• GOAL OF THE EXERCISE
List the lines of this listing that hold the word "بررسی".

• DATA LINES
** Start **

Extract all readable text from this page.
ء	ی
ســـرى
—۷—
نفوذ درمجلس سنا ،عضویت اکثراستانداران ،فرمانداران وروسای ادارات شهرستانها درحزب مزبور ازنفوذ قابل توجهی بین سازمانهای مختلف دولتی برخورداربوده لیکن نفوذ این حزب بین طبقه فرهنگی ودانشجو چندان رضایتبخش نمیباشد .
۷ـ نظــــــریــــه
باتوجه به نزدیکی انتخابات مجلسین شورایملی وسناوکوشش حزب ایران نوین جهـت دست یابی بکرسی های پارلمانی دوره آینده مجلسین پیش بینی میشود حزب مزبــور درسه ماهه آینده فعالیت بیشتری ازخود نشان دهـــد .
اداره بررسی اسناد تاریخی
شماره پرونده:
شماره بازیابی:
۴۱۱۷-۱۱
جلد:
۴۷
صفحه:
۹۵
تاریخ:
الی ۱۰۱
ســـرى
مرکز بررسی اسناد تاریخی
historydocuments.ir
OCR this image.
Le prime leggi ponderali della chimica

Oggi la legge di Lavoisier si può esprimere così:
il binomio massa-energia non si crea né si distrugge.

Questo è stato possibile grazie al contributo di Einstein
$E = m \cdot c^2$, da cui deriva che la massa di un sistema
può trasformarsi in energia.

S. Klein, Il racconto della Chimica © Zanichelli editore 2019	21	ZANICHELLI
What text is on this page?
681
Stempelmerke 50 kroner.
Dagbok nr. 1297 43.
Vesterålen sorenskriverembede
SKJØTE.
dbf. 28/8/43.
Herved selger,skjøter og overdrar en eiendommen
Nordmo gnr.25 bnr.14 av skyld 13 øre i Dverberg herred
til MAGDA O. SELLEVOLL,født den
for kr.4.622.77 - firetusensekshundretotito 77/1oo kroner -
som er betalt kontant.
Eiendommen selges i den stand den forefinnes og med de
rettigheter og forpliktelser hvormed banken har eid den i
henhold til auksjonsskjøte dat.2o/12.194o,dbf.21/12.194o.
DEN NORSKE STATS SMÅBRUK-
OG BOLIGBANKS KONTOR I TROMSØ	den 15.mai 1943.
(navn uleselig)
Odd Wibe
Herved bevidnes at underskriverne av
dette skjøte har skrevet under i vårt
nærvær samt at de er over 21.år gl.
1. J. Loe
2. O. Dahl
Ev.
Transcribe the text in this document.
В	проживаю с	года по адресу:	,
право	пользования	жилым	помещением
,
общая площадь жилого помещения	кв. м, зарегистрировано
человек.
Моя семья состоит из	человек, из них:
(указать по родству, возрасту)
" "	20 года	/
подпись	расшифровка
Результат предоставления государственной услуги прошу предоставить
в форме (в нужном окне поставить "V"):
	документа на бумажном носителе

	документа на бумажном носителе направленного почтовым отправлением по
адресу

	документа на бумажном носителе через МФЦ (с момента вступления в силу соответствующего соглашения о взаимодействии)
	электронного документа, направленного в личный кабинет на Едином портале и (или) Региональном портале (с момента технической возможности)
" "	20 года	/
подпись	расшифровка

** End **

• CORRECT RESPONSE
اداره بررسی اسناد تاریخی
مرکز بررسی اسناد تاریخی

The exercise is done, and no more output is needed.